(RECORDS SUPPLIED)
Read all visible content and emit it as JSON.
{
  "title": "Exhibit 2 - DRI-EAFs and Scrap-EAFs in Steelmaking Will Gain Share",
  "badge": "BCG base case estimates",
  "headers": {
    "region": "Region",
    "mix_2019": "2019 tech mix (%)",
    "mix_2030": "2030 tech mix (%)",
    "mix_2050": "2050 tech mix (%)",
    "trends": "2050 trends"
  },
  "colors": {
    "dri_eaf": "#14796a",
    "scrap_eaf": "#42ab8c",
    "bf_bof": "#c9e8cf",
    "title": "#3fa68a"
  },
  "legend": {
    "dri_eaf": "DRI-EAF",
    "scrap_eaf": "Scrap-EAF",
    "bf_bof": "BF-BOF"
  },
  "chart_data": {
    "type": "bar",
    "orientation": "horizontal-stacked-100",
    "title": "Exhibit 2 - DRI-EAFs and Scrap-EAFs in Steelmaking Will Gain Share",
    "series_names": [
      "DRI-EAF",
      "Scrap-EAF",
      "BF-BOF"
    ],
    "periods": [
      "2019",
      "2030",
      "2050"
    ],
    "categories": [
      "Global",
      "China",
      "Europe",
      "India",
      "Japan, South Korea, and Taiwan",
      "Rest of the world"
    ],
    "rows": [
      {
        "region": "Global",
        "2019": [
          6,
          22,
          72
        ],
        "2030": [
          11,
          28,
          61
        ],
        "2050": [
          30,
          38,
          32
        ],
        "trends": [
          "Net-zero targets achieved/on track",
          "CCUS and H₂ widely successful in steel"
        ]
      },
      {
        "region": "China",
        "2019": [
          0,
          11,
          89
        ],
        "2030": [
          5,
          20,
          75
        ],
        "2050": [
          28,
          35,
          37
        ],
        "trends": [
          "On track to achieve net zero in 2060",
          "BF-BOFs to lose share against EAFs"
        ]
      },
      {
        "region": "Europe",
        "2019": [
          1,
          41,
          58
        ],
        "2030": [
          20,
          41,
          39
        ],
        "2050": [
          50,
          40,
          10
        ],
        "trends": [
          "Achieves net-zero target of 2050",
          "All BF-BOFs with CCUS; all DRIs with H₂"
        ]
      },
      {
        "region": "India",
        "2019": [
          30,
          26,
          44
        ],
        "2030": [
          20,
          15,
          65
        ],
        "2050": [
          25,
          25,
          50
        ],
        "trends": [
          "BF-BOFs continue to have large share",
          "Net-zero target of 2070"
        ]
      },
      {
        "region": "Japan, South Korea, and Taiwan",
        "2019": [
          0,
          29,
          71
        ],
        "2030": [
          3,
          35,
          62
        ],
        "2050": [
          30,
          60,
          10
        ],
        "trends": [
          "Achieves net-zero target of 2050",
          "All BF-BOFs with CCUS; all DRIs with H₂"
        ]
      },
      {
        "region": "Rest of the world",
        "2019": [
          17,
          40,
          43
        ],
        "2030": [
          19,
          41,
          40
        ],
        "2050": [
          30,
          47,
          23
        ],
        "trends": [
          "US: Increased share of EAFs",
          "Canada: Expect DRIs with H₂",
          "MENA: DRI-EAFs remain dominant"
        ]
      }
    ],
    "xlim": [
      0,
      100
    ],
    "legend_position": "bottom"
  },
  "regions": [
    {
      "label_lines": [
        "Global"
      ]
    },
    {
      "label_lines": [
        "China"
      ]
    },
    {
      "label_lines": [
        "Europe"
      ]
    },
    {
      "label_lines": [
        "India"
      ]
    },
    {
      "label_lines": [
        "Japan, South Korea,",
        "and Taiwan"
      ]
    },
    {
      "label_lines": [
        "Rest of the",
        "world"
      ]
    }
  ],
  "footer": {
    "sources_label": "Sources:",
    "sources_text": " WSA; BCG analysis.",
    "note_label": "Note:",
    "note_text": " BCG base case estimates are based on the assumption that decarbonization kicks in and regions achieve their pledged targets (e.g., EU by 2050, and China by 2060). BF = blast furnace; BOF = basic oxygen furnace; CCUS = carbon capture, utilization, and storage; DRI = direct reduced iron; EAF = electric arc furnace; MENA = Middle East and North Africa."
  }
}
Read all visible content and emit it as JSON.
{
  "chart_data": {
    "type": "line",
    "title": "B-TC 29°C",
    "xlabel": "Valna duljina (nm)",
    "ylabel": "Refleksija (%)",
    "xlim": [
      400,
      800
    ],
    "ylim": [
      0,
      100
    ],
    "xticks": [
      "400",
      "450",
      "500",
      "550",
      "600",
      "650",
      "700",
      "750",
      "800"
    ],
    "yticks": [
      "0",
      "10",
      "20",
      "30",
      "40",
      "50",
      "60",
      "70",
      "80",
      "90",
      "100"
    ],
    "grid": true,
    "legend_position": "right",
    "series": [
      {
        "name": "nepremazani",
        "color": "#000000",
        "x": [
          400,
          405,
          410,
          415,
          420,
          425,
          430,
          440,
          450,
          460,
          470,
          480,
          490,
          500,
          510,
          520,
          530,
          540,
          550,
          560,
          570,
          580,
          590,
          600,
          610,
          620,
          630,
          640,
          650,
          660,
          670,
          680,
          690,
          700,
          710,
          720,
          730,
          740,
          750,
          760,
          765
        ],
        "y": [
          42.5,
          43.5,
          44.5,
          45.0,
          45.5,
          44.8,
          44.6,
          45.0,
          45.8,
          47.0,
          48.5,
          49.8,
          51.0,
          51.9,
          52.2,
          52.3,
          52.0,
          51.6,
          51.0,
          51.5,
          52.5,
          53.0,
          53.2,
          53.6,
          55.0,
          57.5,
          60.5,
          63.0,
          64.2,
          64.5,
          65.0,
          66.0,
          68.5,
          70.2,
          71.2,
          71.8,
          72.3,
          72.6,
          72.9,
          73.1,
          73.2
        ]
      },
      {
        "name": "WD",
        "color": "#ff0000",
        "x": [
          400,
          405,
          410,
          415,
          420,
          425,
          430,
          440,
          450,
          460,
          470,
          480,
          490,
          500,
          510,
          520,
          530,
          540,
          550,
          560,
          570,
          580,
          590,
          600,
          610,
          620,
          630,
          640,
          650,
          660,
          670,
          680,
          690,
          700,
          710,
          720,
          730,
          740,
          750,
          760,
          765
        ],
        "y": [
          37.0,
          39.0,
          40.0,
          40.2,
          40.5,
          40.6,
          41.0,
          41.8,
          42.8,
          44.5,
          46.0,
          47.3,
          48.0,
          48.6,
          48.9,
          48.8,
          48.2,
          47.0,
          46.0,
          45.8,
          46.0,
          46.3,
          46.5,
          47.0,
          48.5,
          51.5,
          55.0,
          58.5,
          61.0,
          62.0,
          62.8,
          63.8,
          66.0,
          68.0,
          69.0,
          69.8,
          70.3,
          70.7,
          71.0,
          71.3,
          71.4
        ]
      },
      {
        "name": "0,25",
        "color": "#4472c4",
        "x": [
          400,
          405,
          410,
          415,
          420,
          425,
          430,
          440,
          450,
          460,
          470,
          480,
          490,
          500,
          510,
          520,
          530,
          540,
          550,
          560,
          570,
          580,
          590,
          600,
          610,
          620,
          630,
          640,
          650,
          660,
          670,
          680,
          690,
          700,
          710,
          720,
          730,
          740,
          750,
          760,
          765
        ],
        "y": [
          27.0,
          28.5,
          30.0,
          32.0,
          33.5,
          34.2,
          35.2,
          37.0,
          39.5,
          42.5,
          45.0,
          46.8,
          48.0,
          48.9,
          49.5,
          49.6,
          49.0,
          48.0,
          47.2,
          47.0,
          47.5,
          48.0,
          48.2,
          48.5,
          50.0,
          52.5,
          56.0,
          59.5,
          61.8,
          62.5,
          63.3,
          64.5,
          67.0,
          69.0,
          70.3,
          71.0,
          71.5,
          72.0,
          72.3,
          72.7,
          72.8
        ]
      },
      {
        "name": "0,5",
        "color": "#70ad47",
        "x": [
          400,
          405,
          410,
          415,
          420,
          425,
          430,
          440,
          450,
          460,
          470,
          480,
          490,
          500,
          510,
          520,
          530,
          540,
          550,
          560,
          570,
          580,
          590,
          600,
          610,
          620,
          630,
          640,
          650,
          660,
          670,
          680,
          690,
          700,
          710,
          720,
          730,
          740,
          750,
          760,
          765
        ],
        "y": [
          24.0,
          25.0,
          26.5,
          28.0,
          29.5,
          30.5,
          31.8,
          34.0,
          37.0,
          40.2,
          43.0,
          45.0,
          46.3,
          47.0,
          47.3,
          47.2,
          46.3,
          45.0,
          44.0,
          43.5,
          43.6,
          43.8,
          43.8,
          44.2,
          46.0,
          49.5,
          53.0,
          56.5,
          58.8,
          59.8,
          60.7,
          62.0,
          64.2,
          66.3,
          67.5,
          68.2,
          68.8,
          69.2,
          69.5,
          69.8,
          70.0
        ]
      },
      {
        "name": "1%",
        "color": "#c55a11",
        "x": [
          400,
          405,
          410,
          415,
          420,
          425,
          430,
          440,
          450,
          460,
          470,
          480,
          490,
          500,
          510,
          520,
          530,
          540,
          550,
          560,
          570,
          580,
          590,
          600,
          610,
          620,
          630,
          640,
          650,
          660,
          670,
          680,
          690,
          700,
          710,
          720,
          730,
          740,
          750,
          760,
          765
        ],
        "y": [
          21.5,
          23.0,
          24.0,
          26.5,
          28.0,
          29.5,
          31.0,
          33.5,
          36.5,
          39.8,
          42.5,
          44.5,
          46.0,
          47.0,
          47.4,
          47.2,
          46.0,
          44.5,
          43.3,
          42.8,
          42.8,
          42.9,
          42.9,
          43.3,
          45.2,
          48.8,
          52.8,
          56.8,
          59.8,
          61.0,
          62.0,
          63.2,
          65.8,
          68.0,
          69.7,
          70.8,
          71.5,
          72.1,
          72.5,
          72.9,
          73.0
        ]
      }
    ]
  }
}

(AIM)
Scan the lines for the string "EAFs". Copy out each line that matches.

(TASK ANSWER)
  "title": "Exhibit 2 - DRI-EAFs and Scrap-EAFs in Steelmaking Will Gain Share",
    "title": "Exhibit 2 - DRI-EAFs and Scrap-EAFs in Steelmaking Will Gain Share",
          "BF-BOFs to lose share against EAFs"
          "US: Increased share of EAFs",
          "MENA: DRI-EAFs remain dominant"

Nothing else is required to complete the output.